━━━ GIVEN DATA

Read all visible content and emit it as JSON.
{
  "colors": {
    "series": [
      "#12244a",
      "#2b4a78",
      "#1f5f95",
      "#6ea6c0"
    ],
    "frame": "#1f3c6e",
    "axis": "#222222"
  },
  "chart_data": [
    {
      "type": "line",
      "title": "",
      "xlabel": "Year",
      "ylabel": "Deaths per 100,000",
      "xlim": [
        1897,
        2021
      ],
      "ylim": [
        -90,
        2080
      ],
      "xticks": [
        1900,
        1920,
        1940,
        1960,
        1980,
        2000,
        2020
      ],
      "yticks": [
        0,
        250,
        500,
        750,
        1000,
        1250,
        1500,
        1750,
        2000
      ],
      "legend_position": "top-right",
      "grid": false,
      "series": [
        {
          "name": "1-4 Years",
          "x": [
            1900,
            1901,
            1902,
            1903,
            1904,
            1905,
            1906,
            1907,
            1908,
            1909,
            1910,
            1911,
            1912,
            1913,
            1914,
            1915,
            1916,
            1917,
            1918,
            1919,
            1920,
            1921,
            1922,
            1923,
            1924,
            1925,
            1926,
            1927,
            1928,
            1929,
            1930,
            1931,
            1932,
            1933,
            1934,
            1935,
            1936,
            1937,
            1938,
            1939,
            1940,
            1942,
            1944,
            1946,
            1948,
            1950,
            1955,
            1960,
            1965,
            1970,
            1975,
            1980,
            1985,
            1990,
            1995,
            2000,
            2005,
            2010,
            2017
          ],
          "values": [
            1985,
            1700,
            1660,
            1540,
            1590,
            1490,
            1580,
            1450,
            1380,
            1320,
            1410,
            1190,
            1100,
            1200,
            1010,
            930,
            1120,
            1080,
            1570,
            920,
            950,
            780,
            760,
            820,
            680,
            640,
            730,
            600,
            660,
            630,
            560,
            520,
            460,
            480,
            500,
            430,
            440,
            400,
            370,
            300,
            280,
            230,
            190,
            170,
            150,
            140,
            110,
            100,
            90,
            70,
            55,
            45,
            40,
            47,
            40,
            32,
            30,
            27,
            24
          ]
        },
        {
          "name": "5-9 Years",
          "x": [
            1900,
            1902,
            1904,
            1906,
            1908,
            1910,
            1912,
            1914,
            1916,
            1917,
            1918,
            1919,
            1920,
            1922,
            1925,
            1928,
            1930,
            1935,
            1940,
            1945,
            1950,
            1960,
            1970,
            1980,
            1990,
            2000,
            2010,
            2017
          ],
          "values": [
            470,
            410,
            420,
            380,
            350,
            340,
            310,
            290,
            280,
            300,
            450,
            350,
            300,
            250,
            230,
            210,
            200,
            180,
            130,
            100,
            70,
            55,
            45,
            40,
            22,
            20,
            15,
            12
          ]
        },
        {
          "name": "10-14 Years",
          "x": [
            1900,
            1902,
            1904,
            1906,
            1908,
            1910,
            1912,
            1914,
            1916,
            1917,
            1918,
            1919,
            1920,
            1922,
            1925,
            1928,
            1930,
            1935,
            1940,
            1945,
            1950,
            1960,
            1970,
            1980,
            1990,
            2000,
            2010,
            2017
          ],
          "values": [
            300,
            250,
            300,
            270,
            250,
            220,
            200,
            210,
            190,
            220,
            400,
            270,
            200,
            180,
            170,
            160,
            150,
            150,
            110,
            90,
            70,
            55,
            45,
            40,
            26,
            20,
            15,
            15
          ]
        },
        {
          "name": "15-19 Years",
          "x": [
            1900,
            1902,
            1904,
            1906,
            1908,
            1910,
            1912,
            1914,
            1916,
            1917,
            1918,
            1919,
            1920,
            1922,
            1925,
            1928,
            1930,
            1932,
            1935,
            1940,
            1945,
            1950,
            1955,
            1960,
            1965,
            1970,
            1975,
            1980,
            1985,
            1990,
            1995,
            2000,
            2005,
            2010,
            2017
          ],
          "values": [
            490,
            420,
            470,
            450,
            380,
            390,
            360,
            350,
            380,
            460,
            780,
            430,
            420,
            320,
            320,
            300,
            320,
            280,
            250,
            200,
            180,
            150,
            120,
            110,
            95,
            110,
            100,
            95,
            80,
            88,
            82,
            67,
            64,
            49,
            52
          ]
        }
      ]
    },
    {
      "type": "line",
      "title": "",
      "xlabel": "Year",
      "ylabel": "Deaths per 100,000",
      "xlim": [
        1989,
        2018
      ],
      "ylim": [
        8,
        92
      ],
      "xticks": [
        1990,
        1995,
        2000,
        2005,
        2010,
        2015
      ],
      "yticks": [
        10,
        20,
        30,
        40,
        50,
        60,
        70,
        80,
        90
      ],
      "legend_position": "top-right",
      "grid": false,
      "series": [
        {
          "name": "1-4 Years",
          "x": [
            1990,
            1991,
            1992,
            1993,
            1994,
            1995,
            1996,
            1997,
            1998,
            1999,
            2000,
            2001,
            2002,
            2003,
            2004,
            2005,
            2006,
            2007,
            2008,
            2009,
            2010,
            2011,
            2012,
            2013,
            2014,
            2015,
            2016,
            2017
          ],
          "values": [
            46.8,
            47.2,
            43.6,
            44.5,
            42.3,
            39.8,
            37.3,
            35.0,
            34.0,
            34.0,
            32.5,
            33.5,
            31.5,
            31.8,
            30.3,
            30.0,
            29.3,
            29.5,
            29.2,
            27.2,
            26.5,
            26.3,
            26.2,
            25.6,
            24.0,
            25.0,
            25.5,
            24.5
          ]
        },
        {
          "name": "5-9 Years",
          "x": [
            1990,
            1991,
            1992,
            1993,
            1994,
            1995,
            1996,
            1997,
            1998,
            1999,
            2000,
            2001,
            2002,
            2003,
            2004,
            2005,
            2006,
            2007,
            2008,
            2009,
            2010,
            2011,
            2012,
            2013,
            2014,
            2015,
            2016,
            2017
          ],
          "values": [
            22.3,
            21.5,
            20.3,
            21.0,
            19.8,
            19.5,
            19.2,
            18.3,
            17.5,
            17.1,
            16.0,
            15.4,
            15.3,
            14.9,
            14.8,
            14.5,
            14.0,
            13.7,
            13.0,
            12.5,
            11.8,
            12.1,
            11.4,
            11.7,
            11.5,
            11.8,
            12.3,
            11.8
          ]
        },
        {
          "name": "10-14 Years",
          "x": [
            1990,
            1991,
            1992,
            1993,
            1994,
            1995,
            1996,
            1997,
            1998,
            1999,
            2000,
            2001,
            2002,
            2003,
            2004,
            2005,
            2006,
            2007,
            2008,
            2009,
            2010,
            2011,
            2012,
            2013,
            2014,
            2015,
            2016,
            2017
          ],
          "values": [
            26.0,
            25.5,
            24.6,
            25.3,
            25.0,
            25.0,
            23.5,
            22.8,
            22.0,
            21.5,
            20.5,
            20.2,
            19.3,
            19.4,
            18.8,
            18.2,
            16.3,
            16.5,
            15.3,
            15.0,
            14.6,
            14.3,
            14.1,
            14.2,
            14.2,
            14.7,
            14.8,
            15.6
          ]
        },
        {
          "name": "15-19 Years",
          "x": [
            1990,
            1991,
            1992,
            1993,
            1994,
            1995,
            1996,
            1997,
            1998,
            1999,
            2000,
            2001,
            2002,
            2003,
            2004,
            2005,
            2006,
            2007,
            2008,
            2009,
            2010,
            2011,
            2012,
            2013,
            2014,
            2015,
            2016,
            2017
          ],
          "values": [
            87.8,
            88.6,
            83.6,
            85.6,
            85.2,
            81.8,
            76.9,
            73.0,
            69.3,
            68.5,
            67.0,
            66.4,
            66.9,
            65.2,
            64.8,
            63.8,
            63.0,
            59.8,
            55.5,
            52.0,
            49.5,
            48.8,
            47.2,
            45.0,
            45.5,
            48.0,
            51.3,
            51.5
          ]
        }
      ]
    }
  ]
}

━━━━━━

*REQUIRED WORK:* Type the material above out again, exactly.

*COMPLETED EXERCISE:*
Read all visible content and emit it as JSON.
{
  "colors": {
    "series": [
      "#12244a",
      "#2b4a78",
      "#1f5f95",
      "#6ea6c0"
    ],
    "frame": "#1f3c6e",
    "axis": "#222222"
  },
  "chart_data": [
    {
      "type": "line",
      "title": "",
      "xlabel": "Year",
      "ylabel": "Deaths per 100,000",
      "xlim": [
        1897,
        2021
      ],
      "ylim": [
        -90,
        2080
      ],
      "xticks": [
        1900,
        1920,
        1940,
        1960,
        1980,
        2000,
        2020
      ],
      "yticks": [
        0,
        250,
        500,
        750,
        1000,
        1250,
        1500,
        1750,
        2000
      ],
      "legend_position": "top-right",
      "grid": false,
      "series": [
        {
          "name": "1-4 Years",
          "x": [
            1900,
            1901,
            1902,
            1903,
            1904,
            1905,
            1906,
            1907,
            1908,
            1909,
            1910,
            1911,
            1912,
            1913,
            1914,
            1915,
            1916,
            1917,
            1918,
            1919,
            1920,
            1921,
            1922,
            1923,
            1924,
            1925,
            1926,
            1927,
            1928,
            1929,
            1930,
            1931,
            1932,
            1933,
            1934,
            1935,
            1936,
            1937,
            1938,
            1939,
            1940,
            1942,
            1944,
            1946,
            1948,
            1950,
            1955,
            1960,
            1965,
            1970,
            1975,
            1980,
            1985,
            1990,
            1995,
            2000,
            2005,
            2010,
            2017
          ],
          "values": [
            1985,
            1700,
            1660,
            1540,
            1590,
            1490,
            1580,
            1450,
            1380,
            1320,
            1410,
            1190,
            1100,
            1200,
            1010,
            930,
            1120,
            1080,
            1570,
            920,
            950,
            780,
            760,
            820,
            680,
            640,
            730,
            600,
            660,
            630,
            560,
            520,
            460,
            480,
            500,
            430,
            440,
            400,
            370,
            300,
            280,
            230,
            190,
            170,
            150,
            140,
            110,
            100,
            90,
            70,
            55,
            45,
            40,
            47,
            40,
            32,
            30,
            27,
            24
          ]
        },
        {
          "name": "5-9 Years",
          "x": [
            1900,
            1902,
            1904,
            1906,
            1908,
            1910,
            1912,
            1914,
            1916,
            1917,
            1918,
            1919,
            1920,
            1922,
            1925,
            1928,
            1930,
            1935,
            1940,
            1945,
            1950,
            1960,
            1970,
            1980,
            1990,
            2000,
            2010,
            2017
          ],
          "values": [
            470,
            410,
            420,
            380,
            350,
            340,
            310,
            290,
            280,
            300,
            450,
            350,
            300,
            250,
            230,
            210,
            200,
            180,
            130,
            100,
            70,
            55,
            45,
            40,
            22,
            20,
            15,
            12
          ]
        },
        {
          "name": "10-14 Years",
          "x": [
            1900,
            1902,
            1904,
            1906,
            1908,
            1910,
            1912,
            1914,
            1916,
            1917,
            1918,
            1919,
            1920,
            1922,
            1925,
            1928,
            1930,
            1935,
            1940,
            1945,
            1950,
            1960,
            1970,
            1980,
            1990,
            2000,
            2010,
            2017
          ],
          "values": [
            300,
            250,
            300,
            270,
            250,
            220,
            200,
            210,
            190,
            220,
            400,
            270,
            200,
            180,
            170,
            160,
            150,
            150,
            110,
            90,
            70,
            55,
            45,
            40,
            26,
            20,
            15,
            15
          ]
        },
        {
          "name": "15-19 Years",
          "x": [
            1900,
            1902,
            1904,
            1906,
            1908,
            1910,
            1912,
            1914,
            1916,
            1917,
            1918,
            1919,
            1920,
            1922,
            1925,
            1928,
            1930,
            1932,
            1935,
            1940,
            1945,
            1950,
            1955,
            1960,
            1965,
            1970,
            1975,
            1980,
            1985,
            1990,
            1995,
            2000,
            2005,
            2010,
            2017
          ],
          "values": [
            490,
            420,
            470,
            450,
            380,
            390,
            360,
            350,
            380,
            460,
            780,
            430,
            420,
            320,
            320,
            300,
            320,
            280,
            250,
            200,
            180,
            150,
            120,
            110,
            95,
            110,
            100,
            95,
            80,
            88,
            82,
            67,
            64,
            49,
            52
          ]
        }
      ]
    },
    {
      "type": "line",
      "title": "",
      "xlabel": "Year",
      "ylabel": "Deaths per 100,000",
      "xlim": [
        1989,
        2018
      ],
      "ylim": [
        8,
        92
      ],
      "xticks": [
        1990,
        1995,
        2000,
        2005,
        2010,
        2015
      ],
      "yticks": [
        10,
        20,
        30,
        40,
        50,
        60,
        70,
        80,
        90
      ],
      "legend_position": "top-right",
      "grid": false,
      "series": [
        {
          "name": "1-4 Years",
          "x": [
            1990,
            1991,
            1992,
            1993,
            1994,
            1995,
            1996,
            1997,
            1998,
            1999,
            2000,
            2001,
            2002,
            2003,
            2004,
            2005,
            2006,
            2007,
            2008,
            2009,
            2010,
            2011,
            2012,
            2013,
            2014,
            2015,
            2016,
            2017
          ],
          "values": [
            46.8,
            47.2,
            43.6,
            44.5,
            42.3,
            39.8,
            37.3,
            35.0,
            34.0,
            34.0,
            32.5,
            33.5,
            31.5,
            31.8,
            30.3,
            30.0,
            29.3,
            29.5,
            29.2,
            27.2,
            26.5,
            26.3,
            26.2,
            25.6,
            24.0,
            25.0,
            25.5,
            24.5
          ]
        },
        {
          "name": "5-9 Years",
          "x": [
            1990,
            1991,
            1992,
            1993,
            1994,
            1995,
            1996,
            1997,
            1998,
            1999,
            2000,
            2001,
            2002,
            2003,
            2004,
            2005,
            2006,
            2007,
            2008,
            2009,
            2010,
            2011,
            2012,
            2013,
            2014,
            2015,
            2016,
            2017
          ],
          "values": [
            22.3,
            21.5,
            20.3,
            21.0,
            19.8,
            19.5,
            19.2,
            18.3,
            17.5,
            17.1,
            16.0,
            15.4,
            15.3,
            14.9,
            14.8,
            14.5,
            14.0,
            13.7,
            13.0,
            12.5,
            11.8,
            12.1,
            11.4,
            11.7,
            11.5,
            11.8,
            12.3,
            11.8
          ]
        },
        {
          "name": "10-14 Years",
          "x": [
            1990,
            1991,
            1992,
            1993,
            1994,
            1995,
            1996,
            1997,
            1998,
            1999,
            2000,
            2001,
            2002,
            2003,
            2004,
            2005,
            2006,
            2007,
            2008,
            2009,
            2010,
            2011,
            2012,
            2013,
            2014,
            2015,
            2016,
            2017
          ],
          "values": [
            26.0,
            25.5,
            24.6,
            25.3,
            25.0,
            25.0,
            23.5,
            22.8,
            22.0,
            21.5,
            20.5,
            20.2,
            19.3,
            19.4,
            18.8,
            18.2,
            16.3,
            16.5,
            15.3,
            15.0,
            14.6,
            14.3,
            14.1,
            14.2,
            14.2,
            14.7,
            14.8,
            15.6
          ]
        },
        {
          "name": "15-19 Years",
          "x": [
            1990,
            1991,
            1992,
            1993,
            1994,
            1995,
            1996,
            1997,
            1998,
            1999,
            2000,
            2001,
            2002,
            2003,
            2004,
            2005,
            2006,
            2007,
            2008,
            2009,
            2010,
            2011,
            2012,
            2013,
            2014,
            2015,
            2016,
            2017
          ],
          "values": [
            87.8,
            88.6,
            83.6,
            85.6,
            85.2,
            81.8,
            76.9,
            73.0,
            69.3,
            68.5,
            67.0,
            66.4,
            66.9,
            65.2,
            64.8,
            63.8,
            63.0,
            59.8,
            55.5,
            52.0,
            49.5,
            48.8,
            47.2,
            45.0,
            45.5,
            48.0,
            51.3,
            51.5
          ]
        }
      ]
    }
  ]
}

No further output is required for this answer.